[STATED GOAL] Could you output each line of the data that follows exactly?

## BEGIN TASK DATA

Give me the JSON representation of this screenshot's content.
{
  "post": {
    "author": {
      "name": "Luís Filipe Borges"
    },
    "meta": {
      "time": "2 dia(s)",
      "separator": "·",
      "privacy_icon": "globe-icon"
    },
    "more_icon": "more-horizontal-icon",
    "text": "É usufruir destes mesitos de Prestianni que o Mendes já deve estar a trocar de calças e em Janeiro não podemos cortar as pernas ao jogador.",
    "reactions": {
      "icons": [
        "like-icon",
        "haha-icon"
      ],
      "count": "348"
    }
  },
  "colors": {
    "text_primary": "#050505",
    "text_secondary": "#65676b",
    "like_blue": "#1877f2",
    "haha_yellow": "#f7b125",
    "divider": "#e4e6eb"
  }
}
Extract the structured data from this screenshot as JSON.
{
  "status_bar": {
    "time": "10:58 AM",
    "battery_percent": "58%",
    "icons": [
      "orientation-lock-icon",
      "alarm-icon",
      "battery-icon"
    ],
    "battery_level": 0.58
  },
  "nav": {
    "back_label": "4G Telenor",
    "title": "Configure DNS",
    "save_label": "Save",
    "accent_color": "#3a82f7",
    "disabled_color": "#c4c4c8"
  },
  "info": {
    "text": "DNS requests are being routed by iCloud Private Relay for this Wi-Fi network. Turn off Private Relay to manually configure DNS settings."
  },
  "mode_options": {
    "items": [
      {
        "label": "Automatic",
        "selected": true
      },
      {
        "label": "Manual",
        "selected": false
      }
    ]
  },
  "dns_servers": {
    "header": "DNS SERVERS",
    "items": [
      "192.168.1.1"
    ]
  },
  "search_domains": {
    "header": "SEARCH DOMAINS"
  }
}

## END TASK DATA

[EXERCISE RESULT]
Give me the JSON representation of this screenshot's content.
{
  "post": {
    "author": {
      "name": "Luís Filipe Borges"
    },
    "meta": {
      "time": "2 dia(s)",
      "separator": "·",
      "privacy_icon": "globe-icon"
    },
    "more_icon": "more-horizontal-icon",
    "text": "É usufruir destes mesitos de Prestianni que o Mendes já deve estar a trocar de calças e em Janeiro não podemos cortar as pernas ao jogador.",
    "reactions": {
      "icons": [
        "like-icon",
        "haha-icon"
      ],
      "count": "348"
    }
  },
  "colors": {
    "text_primary": "#050505",
    "text_secondary": "#65676b",
    "like_blue": "#1877f2",
    "haha_yellow": "#f7b125",
    "divider": "#e4e6eb"
  }
}
Extract the structured data from this screenshot as JSON.
{
  "status_bar": {
    "time": "10:58 AM",
    "battery_percent": "58%",
    "icons": [
      "orientation-lock-icon",
      "alarm-icon",
      "battery-icon"
    ],
    "battery_level": 0.58
  },
  "nav": {
    "back_label": "4G Telenor",
    "title": "Configure DNS",
    "save_label": "Save",
    "accent_color": "#3a82f7",
    "disabled_color": "#c4c4c8"
  },
  "info": {
    "text": "DNS requests are being routed by iCloud Private Relay for this Wi-Fi network. Turn off Private Relay to manually configure DNS settings."
  },
  "mode_options": {
    "items": [
      {
        "label": "Automatic",
        "selected": true
      },
      {
        "label": "Manual",
        "selected": false
      }
    ]
  },
  "dns_servers": {
    "header": "DNS SERVERS",
    "items": [
      "192.168.1.1"
    ]
  },
  "search_domains": {
    "header": "SEARCH DOMAINS"
  }
}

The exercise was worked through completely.